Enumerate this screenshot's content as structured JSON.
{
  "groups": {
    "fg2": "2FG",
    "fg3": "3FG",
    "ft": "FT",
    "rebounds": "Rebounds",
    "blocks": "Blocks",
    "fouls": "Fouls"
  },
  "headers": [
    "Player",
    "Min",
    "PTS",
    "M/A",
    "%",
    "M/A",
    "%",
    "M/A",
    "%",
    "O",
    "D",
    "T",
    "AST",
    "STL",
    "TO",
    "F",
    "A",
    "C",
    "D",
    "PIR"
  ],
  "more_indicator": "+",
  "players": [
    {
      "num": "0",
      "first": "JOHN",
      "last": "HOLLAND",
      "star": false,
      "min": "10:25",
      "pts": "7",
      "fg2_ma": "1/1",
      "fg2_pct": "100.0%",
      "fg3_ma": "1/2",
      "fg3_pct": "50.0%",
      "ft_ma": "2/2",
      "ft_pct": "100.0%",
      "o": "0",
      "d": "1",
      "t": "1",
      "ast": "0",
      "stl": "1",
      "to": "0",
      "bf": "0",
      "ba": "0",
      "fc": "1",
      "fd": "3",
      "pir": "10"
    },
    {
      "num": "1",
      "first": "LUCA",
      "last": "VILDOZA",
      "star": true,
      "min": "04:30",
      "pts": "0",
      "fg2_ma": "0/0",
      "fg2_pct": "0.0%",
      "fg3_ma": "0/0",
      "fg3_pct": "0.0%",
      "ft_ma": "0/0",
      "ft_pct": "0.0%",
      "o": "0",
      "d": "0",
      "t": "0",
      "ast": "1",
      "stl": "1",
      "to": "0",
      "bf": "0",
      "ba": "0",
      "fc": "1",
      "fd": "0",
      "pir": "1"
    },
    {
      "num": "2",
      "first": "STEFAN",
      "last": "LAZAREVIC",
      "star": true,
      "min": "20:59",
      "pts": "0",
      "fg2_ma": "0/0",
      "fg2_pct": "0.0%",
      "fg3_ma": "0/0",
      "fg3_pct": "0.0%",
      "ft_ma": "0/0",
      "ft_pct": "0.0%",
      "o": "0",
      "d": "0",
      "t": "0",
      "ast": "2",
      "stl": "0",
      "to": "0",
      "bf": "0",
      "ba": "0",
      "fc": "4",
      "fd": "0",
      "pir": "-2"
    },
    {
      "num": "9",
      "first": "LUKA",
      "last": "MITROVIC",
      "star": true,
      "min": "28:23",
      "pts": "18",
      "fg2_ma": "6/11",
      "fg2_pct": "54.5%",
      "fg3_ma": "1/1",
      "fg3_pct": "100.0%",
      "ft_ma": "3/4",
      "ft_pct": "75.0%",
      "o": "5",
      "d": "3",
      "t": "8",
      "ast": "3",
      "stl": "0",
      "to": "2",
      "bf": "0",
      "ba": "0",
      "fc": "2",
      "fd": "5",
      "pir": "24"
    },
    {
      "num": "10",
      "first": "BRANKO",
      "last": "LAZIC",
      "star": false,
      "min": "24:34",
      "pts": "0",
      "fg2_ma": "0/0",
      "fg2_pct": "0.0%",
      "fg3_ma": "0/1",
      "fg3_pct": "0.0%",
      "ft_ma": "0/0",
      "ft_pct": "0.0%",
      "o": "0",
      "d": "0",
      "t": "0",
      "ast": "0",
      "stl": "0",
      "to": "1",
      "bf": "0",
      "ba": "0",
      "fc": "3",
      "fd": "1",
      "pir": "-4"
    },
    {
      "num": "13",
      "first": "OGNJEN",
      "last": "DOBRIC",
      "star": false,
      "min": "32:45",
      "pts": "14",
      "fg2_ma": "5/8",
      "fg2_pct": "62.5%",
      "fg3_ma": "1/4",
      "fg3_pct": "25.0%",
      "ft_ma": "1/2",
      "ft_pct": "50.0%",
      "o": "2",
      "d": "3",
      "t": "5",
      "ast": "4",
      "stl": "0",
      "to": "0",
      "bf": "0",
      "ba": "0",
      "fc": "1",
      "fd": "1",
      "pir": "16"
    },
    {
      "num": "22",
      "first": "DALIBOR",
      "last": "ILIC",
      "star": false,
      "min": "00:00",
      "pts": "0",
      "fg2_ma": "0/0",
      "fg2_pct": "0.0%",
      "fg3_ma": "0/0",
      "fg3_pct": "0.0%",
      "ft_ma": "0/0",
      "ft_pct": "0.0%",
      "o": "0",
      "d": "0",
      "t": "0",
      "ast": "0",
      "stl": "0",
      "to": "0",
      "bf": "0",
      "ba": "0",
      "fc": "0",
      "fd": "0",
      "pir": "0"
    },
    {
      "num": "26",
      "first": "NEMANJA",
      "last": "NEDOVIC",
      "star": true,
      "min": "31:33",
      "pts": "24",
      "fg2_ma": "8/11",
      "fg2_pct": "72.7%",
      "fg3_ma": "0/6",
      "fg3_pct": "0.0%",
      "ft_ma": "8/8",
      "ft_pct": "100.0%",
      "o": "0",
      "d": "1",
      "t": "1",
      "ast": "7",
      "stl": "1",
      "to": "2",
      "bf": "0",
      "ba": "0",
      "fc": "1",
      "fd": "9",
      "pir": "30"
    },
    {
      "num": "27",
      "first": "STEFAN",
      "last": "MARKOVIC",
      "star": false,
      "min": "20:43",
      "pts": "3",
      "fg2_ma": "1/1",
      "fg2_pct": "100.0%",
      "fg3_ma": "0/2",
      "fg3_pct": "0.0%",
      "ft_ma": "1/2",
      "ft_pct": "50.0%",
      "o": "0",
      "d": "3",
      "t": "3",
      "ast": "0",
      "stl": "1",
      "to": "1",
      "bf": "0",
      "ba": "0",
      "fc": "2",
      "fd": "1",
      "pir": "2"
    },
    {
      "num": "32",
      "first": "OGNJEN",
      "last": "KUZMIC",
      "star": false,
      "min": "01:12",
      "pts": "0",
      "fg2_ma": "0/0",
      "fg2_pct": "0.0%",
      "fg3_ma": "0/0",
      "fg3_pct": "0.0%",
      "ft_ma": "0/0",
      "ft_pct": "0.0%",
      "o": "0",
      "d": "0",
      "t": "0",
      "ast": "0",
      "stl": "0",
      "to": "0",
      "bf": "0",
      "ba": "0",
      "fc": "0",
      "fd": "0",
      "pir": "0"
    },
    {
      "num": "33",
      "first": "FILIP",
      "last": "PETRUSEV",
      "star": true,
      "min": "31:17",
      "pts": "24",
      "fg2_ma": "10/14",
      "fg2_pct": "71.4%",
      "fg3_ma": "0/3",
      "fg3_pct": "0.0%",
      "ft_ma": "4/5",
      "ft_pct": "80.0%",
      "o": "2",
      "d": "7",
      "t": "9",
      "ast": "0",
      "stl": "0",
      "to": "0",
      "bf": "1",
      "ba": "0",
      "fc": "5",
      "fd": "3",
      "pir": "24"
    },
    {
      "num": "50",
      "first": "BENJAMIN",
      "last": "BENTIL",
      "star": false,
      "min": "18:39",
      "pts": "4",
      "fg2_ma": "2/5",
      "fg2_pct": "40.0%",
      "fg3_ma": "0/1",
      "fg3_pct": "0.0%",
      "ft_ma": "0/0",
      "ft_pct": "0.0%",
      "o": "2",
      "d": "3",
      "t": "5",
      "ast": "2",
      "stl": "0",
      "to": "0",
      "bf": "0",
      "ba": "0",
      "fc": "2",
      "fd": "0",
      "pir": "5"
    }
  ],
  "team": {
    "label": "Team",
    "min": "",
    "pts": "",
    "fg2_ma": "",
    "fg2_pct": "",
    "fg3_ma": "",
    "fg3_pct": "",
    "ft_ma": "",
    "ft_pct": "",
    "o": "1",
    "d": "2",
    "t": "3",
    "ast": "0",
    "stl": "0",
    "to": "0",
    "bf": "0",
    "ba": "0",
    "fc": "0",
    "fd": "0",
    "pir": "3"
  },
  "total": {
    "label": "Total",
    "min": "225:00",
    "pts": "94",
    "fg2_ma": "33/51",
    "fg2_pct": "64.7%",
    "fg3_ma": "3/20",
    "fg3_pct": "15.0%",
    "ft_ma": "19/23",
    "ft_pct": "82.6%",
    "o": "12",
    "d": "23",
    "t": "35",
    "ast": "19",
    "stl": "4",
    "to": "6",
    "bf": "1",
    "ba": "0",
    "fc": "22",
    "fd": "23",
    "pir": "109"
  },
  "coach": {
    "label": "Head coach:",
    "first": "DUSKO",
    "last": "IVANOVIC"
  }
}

——

WRITTEN EXERCISE
Figure out how many lines of the data above include "label", then give the number and nothing more.

COMPLETE OUTPUT
3